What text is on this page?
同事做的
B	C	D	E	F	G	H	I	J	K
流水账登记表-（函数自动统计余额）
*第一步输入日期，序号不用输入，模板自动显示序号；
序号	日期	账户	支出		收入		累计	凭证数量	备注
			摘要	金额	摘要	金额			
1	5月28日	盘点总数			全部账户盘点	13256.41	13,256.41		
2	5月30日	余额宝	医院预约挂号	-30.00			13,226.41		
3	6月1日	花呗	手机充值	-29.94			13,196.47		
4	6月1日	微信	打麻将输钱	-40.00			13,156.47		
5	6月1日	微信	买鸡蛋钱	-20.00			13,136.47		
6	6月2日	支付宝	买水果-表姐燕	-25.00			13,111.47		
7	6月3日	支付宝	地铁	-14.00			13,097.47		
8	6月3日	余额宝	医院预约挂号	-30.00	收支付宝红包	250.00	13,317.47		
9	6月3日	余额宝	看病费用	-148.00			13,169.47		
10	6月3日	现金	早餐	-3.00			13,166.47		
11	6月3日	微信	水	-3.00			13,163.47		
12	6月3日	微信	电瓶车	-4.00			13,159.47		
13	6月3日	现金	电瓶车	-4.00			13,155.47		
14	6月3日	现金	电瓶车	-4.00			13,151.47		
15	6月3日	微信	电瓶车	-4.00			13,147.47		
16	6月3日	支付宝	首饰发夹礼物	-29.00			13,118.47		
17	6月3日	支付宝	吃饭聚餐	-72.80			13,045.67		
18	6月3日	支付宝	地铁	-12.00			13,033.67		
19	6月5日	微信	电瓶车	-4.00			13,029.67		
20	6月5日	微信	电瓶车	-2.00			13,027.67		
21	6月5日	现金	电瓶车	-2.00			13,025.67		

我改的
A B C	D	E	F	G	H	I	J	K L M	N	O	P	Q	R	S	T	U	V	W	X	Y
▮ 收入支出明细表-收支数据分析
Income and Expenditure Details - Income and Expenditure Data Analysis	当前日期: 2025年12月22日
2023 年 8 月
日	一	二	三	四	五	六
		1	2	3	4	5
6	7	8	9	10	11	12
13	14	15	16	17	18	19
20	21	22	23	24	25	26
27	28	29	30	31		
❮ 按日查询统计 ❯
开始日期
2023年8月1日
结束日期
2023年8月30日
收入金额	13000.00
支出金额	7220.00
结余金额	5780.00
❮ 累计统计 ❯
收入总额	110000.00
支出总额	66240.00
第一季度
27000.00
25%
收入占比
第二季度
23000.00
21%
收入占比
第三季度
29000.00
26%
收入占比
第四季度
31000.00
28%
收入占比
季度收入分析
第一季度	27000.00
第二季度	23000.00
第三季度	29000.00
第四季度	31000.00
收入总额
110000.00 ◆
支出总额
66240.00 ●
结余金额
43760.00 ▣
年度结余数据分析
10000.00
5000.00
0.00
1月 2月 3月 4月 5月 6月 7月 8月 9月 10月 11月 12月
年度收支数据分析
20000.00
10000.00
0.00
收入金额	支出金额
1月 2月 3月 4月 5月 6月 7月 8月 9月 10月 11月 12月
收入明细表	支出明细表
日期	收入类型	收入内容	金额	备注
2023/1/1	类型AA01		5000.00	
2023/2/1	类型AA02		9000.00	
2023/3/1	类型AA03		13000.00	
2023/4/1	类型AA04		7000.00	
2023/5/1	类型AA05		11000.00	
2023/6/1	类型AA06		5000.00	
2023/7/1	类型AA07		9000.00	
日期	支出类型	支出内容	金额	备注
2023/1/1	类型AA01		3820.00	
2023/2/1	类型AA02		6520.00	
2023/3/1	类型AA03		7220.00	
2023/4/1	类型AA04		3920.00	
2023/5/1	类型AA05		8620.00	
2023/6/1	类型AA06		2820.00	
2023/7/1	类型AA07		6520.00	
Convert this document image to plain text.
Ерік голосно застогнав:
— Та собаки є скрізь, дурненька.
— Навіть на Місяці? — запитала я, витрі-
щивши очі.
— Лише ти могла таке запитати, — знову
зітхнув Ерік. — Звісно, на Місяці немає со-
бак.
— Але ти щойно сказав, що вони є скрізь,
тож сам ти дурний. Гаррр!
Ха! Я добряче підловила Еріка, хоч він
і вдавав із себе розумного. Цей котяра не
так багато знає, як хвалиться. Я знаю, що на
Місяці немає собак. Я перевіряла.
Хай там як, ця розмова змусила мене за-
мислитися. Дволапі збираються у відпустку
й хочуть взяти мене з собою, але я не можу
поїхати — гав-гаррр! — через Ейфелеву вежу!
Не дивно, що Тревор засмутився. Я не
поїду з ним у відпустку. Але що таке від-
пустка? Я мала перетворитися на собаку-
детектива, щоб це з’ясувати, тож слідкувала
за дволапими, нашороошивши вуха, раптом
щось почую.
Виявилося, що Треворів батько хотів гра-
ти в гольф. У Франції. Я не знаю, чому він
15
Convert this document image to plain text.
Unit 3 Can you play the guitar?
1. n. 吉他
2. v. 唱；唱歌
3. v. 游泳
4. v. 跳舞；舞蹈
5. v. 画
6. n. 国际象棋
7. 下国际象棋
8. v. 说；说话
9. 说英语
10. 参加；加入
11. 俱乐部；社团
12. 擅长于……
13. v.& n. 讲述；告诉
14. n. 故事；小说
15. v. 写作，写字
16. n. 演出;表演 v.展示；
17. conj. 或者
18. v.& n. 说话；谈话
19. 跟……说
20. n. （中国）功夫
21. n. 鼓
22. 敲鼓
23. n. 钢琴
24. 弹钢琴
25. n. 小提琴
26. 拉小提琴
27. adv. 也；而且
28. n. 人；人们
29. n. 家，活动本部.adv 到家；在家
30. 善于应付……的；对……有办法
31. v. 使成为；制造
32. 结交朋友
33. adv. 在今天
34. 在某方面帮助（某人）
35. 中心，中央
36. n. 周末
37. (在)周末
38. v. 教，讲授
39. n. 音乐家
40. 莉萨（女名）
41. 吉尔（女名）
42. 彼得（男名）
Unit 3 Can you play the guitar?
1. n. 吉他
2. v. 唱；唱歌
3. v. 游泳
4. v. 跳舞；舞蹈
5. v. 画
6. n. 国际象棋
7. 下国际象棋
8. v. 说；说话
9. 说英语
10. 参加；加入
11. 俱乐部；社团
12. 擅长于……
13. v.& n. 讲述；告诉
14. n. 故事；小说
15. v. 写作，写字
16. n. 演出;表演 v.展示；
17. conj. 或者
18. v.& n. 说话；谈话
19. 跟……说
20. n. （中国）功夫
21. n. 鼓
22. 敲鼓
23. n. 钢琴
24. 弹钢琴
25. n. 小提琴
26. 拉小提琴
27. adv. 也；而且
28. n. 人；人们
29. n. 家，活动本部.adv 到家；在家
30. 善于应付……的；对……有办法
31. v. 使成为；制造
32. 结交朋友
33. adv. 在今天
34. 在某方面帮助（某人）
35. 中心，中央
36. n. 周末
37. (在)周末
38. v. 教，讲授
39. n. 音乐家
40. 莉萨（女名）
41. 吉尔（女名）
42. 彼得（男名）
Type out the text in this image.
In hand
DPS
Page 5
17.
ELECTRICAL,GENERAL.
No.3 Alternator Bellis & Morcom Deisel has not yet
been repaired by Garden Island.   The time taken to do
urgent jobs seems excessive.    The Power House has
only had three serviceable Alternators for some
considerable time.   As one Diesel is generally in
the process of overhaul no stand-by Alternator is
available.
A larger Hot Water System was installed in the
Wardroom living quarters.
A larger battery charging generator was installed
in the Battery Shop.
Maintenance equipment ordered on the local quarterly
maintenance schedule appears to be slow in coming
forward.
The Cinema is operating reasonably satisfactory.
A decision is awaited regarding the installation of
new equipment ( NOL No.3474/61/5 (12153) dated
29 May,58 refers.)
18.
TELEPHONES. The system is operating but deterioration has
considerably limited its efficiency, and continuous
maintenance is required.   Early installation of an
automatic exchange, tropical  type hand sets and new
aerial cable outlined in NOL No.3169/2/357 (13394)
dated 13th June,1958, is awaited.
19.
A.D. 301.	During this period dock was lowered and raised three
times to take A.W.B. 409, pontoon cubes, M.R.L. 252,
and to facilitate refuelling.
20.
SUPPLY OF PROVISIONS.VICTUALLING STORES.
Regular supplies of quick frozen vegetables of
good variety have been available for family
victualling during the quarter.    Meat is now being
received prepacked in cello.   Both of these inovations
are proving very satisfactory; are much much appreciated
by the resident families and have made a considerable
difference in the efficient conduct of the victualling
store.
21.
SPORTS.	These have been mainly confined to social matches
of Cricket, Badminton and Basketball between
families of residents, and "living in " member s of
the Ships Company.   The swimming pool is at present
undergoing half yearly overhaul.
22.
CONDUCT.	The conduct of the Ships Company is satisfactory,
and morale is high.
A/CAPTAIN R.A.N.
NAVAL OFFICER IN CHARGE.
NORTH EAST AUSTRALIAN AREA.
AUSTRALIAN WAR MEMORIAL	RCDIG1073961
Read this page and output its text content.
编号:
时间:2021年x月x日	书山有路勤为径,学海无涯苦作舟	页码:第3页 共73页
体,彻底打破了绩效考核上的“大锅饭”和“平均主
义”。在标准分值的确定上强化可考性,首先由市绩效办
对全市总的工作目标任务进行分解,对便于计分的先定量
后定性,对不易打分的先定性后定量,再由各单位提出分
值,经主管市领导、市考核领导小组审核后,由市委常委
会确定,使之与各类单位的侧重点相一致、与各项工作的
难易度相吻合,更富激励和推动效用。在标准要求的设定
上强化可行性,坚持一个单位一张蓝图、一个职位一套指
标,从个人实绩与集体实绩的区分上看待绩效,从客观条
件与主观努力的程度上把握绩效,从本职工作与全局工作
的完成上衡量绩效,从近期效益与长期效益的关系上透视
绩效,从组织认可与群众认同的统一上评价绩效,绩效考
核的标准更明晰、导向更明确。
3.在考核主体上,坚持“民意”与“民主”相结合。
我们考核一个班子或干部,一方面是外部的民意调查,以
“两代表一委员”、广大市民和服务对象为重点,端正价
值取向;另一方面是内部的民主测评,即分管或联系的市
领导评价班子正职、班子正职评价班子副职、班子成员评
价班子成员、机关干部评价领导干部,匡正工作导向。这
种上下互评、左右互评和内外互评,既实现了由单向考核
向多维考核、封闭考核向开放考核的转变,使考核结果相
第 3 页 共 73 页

Requirement:
Copy out each line in the listing that has the word "three".

The completed task:
only had three serviceable Alternators for some
A.D. 301.	During this period dock was lowered and raised three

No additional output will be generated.